**DATA RECORDS**
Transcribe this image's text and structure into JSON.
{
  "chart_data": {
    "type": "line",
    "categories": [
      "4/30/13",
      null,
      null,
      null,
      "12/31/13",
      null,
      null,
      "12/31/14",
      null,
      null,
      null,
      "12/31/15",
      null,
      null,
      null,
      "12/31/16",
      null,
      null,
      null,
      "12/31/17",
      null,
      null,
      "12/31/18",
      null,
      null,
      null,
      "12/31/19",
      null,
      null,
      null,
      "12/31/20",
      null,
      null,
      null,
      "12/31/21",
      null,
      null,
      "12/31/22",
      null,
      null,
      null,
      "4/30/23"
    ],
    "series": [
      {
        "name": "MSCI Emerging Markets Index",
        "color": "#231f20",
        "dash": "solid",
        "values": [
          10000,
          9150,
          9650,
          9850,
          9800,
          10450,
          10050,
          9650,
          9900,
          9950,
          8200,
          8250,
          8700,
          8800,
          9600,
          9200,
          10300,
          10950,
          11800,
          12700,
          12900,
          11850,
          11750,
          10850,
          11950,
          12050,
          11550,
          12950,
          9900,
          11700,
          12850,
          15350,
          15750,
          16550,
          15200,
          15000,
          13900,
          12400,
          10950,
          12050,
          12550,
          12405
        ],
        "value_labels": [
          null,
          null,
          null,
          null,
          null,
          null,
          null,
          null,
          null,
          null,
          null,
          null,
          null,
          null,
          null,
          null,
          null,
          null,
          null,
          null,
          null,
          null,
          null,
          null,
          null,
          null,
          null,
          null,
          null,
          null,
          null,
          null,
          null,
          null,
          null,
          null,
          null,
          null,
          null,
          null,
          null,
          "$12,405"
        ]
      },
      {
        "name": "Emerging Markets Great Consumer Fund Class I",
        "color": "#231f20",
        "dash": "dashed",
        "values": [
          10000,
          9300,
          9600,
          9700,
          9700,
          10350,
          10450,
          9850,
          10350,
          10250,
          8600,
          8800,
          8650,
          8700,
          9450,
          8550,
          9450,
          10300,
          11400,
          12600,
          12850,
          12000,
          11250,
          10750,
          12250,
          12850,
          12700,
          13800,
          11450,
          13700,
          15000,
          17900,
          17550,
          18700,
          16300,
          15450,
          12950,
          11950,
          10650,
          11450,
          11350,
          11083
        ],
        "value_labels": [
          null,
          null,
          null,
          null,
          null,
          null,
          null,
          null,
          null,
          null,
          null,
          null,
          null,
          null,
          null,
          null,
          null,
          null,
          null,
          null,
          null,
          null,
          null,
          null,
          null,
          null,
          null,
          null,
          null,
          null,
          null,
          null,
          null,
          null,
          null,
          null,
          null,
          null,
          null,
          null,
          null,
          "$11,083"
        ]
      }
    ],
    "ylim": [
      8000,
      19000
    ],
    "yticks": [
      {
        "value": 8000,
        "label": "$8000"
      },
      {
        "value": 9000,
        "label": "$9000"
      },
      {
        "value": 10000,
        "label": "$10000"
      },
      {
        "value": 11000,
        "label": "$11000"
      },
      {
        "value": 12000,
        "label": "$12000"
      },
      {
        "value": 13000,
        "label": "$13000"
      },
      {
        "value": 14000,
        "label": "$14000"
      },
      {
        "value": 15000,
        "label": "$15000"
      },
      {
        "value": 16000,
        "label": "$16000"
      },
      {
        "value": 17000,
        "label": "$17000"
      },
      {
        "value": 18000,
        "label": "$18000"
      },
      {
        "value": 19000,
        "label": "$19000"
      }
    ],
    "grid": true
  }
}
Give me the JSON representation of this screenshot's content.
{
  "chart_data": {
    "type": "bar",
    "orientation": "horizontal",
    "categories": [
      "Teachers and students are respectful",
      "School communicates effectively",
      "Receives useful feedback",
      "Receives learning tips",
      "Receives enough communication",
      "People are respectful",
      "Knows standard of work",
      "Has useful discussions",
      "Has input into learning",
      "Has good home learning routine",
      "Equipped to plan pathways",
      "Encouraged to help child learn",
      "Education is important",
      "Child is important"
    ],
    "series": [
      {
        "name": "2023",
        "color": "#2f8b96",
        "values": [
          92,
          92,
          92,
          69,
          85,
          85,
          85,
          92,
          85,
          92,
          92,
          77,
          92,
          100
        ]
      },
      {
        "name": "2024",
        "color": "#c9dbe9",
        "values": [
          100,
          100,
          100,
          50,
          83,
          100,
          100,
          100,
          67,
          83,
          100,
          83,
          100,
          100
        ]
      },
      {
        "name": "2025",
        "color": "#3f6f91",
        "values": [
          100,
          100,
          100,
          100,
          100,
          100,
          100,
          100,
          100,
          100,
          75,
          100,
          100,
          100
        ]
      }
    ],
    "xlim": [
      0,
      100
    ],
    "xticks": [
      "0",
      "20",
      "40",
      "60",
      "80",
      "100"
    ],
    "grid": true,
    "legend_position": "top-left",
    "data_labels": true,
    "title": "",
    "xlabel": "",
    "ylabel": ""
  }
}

**WHAT IS NEEDED**
Reproduce the full listing word for word.

**OUTPUT OF THE EXERCISE**
Transcribe this image's text and structure into JSON.
{
  "chart_data": {
    "type": "line",
    "categories": [
      "4/30/13",
      null,
      null,
      null,
      "12/31/13",
      null,
      null,
      "12/31/14",
      null,
      null,
      null,
      "12/31/15",
      null,
      null,
      null,
      "12/31/16",
      null,
      null,
      null,
      "12/31/17",
      null,
      null,
      "12/31/18",
      null,
      null,
      null,
      "12/31/19",
      null,
      null,
      null,
      "12/31/20",
      null,
      null,
      null,
      "12/31/21",
      null,
      null,
      "12/31/22",
      null,
      null,
      null,
      "4/30/23"
    ],
    "series": [
      {
        "name": "MSCI Emerging Markets Index",
        "color": "#231f20",
        "dash": "solid",
        "values": [
          10000,
          9150,
          9650,
          9850,
          9800,
          10450,
          10050,
          9650,
          9900,
          9950,
          8200,
          8250,
          8700,
          8800,
          9600,
          9200,
          10300,
          10950,
          11800,
          12700,
          12900,
          11850,
          11750,
          10850,
          11950,
          12050,
          11550,
          12950,
          9900,
          11700,
          12850,
          15350,
          15750,
          16550,
          15200,
          15000,
          13900,
          12400,
          10950,
          12050,
          12550,
          12405
        ],
        "value_labels": [
          null,
          null,
          null,
          null,
          null,
          null,
          null,
          null,
          null,
          null,
          null,
          null,
          null,
          null,
          null,
          null,
          null,
          null,
          null,
          null,
          null,
          null,
          null,
          null,
          null,
          null,
          null,
          null,
          null,
          null,
          null,
          null,
          null,
          null,
          null,
          null,
          null,
          null,
          null,
          null,
          null,
          "$12,405"
        ]
      },
      {
        "name": "Emerging Markets Great Consumer Fund Class I",
        "color": "#231f20",
        "dash": "dashed",
        "values": [
          10000,
          9300,
          9600,
          9700,
          9700,
          10350,
          10450,
          9850,
          10350,
          10250,
          8600,
          8800,
          8650,
          8700,
          9450,
          8550,
          9450,
          10300,
          11400,
          12600,
          12850,
          12000,
          11250,
          10750,
          12250,
          12850,
          12700,
          13800,
          11450,
          13700,
          15000,
          17900,
          17550,
          18700,
          16300,
          15450,
          12950,
          11950,
          10650,
          11450,
          11350,
          11083
        ],
        "value_labels": [
          null,
          null,
          null,
          null,
          null,
          null,
          null,
          null,
          null,
          null,
          null,
          null,
          null,
          null,
          null,
          null,
          null,
          null,
          null,
          null,
          null,
          null,
          null,
          null,
          null,
          null,
          null,
          null,
          null,
          null,
          null,
          null,
          null,
          null,
          null,
          null,
          null,
          null,
          null,
          null,
          null,
          "$11,083"
        ]
      }
    ],
    "ylim": [
      8000,
      19000
    ],
    "yticks": [
      {
        "value": 8000,
        "label": "$8000"
      },
      {
        "value": 9000,
        "label": "$9000"
      },
      {
        "value": 10000,
        "label": "$10000"
      },
      {
        "value": 11000,
        "label": "$11000"
      },
      {
        "value": 12000,
        "label": "$12000"
      },
      {
        "value": 13000,
        "label": "$13000"
      },
      {
        "value": 14000,
        "label": "$14000"
      },
      {
        "value": 15000,
        "label": "$15000"
      },
      {
        "value": 16000,
        "label": "$16000"
      },
      {
        "value": 17000,
        "label": "$17000"
      },
      {
        "value": 18000,
        "label": "$18000"
      },
      {
        "value": 19000,
        "label": "$19000"
      }
    ],
    "grid": true
  }
}
Give me the JSON representation of this screenshot's content.
{
  "chart_data": {
    "type": "bar",
    "orientation": "horizontal",
    "categories": [
      "Teachers and students are respectful",
      "School communicates effectively",
      "Receives useful feedback",
      "Receives learning tips",
      "Receives enough communication",
      "People are respectful",
      "Knows standard of work",
      "Has useful discussions",
      "Has input into learning",
      "Has good home learning routine",
      "Equipped to plan pathways",
      "Encouraged to help child learn",
      "Education is important",
      "Child is important"
    ],
    "series": [
      {
        "name": "2023",
        "color": "#2f8b96",
        "values": [
          92,
          92,
          92,
          69,
          85,
          85,
          85,
          92,
          85,
          92,
          92,
          77,
          92,
          100
        ]
      },
      {
        "name": "2024",
        "color": "#c9dbe9",
        "values": [
          100,
          100,
          100,
          50,
          83,
          100,
          100,
          100,
          67,
          83,
          100,
          83,
          100,
          100
        ]
      },
      {
        "name": "2025",
        "color": "#3f6f91",
        "values": [
          100,
          100,
          100,
          100,
          100,
          100,
          100,
          100,
          100,
          100,
          75,
          100,
          100,
          100
        ]
      }
    ],
    "xlim": [
      0,
      100
    ],
    "xticks": [
      "0",
      "20",
      "40",
      "60",
      "80",
      "100"
    ],
    "grid": true,
    "legend_position": "top-left",
    "data_labels": true,
    "title": "",
    "xlabel": "",
    "ylabel": ""
  }
}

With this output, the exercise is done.